Task description: The records should be repeated word for word, pictures excluded.

┄┄┄┄┄┄┄┄┄┄

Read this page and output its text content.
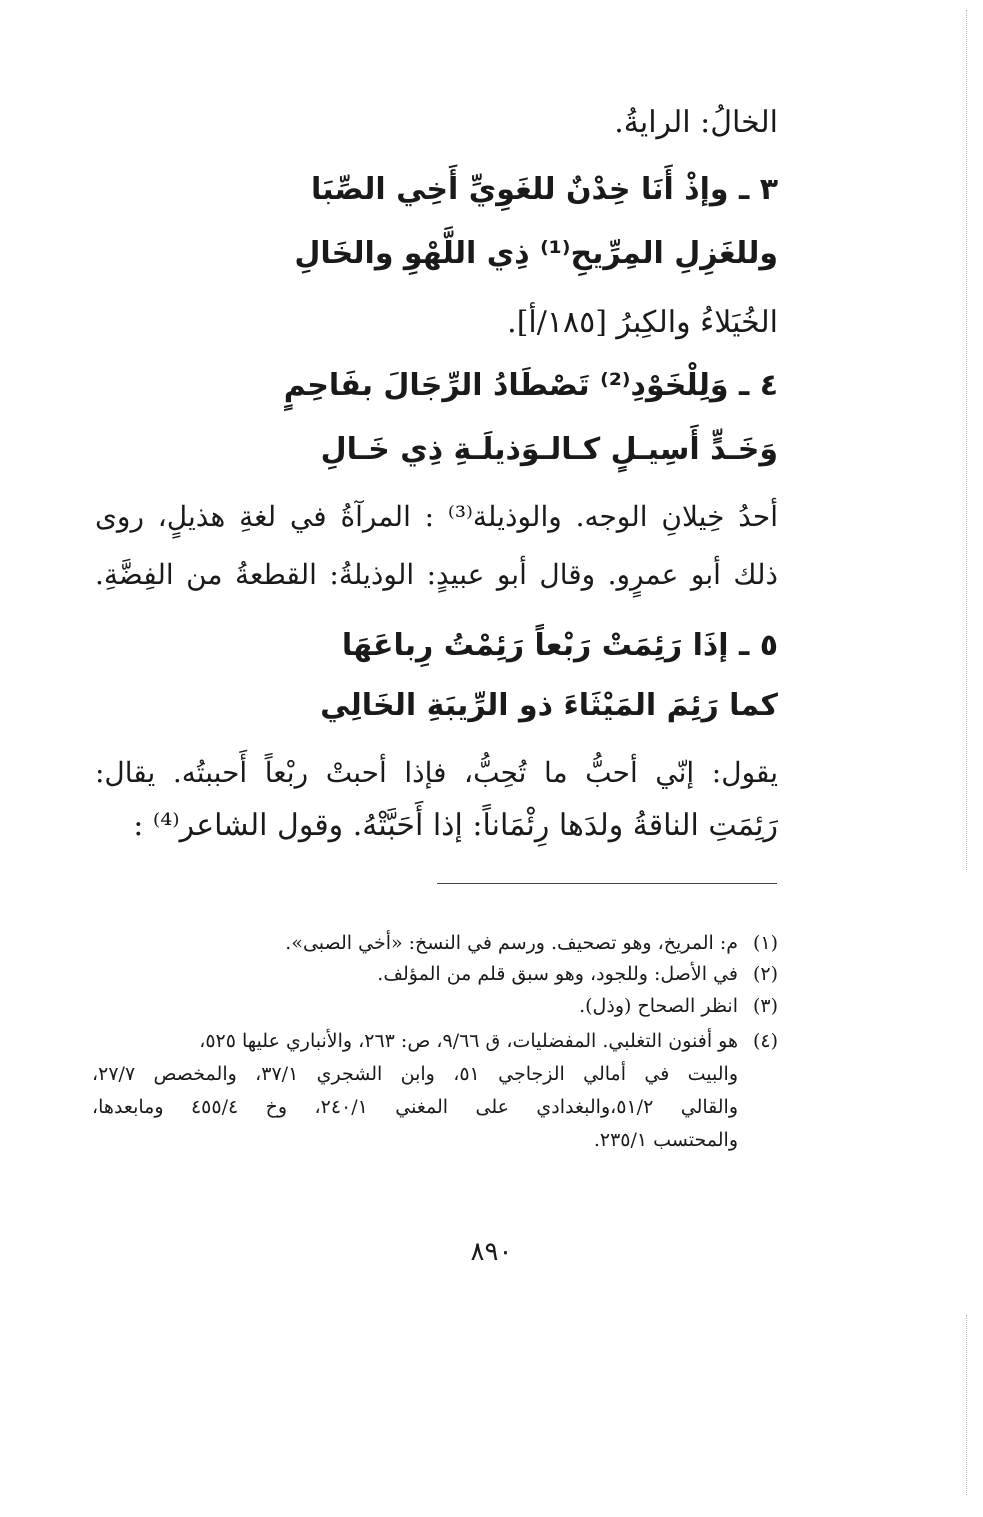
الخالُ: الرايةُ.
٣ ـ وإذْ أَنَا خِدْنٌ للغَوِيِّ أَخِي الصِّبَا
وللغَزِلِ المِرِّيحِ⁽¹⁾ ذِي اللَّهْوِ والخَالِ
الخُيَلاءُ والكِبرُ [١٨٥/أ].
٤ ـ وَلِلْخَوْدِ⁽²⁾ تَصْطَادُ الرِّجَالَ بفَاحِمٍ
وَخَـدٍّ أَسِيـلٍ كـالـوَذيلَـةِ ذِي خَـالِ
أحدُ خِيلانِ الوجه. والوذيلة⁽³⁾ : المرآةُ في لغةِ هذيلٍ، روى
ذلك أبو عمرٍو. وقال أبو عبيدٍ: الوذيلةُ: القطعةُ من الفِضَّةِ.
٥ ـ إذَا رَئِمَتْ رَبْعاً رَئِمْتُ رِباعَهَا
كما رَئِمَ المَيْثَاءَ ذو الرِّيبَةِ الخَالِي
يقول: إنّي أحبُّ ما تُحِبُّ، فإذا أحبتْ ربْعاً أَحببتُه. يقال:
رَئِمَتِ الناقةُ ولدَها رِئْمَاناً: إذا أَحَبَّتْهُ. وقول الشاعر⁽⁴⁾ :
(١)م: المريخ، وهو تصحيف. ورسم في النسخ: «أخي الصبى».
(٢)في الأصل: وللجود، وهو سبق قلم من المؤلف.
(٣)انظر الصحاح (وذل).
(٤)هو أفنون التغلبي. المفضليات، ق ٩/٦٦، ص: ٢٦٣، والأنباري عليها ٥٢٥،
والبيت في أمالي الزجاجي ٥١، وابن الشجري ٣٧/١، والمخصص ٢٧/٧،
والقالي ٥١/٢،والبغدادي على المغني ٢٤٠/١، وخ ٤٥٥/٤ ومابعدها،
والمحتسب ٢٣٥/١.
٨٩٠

┄┄┄┄┄┄┄┄┄┄

Written answer:
Read this page and output its text content.
الخالُ: الرايةُ.
٣ ـ وإذْ أَنَا خِدْنٌ للغَوِيِّ أَخِي الصِّبَا
وللغَزِلِ المِرِّيحِ⁽¹⁾ ذِي اللَّهْوِ والخَالِ
الخُيَلاءُ والكِبرُ [١٨٥/أ].
٤ ـ وَلِلْخَوْدِ⁽²⁾ تَصْطَادُ الرِّجَالَ بفَاحِمٍ
وَخَـدٍّ أَسِيـلٍ كـالـوَذيلَـةِ ذِي خَـالِ
أحدُ خِيلانِ الوجه. والوذيلة⁽³⁾ : المرآةُ في لغةِ هذيلٍ، روى
ذلك أبو عمرٍو. وقال أبو عبيدٍ: الوذيلةُ: القطعةُ من الفِضَّةِ.
٥ ـ إذَا رَئِمَتْ رَبْعاً رَئِمْتُ رِباعَهَا
كما رَئِمَ المَيْثَاءَ ذو الرِّيبَةِ الخَالِي
يقول: إنّي أحبُّ ما تُحِبُّ، فإذا أحبتْ ربْعاً أَحببتُه. يقال:
رَئِمَتِ الناقةُ ولدَها رِئْمَاناً: إذا أَحَبَّتْهُ. وقول الشاعر⁽⁴⁾ :
(١)م: المريخ، وهو تصحيف. ورسم في النسخ: «أخي الصبى».
(٢)في الأصل: وللجود، وهو سبق قلم من المؤلف.
(٣)انظر الصحاح (وذل).
(٤)هو أفنون التغلبي. المفضليات، ق ٩/٦٦، ص: ٢٦٣، والأنباري عليها ٥٢٥،
والبيت في أمالي الزجاجي ٥١، وابن الشجري ٣٧/١، والمخصص ٢٧/٧،
والقالي ٥١/٢،والبغدادي على المغني ٢٤٠/١، وخ ٤٥٥/٤ ومابعدها،
والمحتسب ٢٣٥/١.
٨٩٠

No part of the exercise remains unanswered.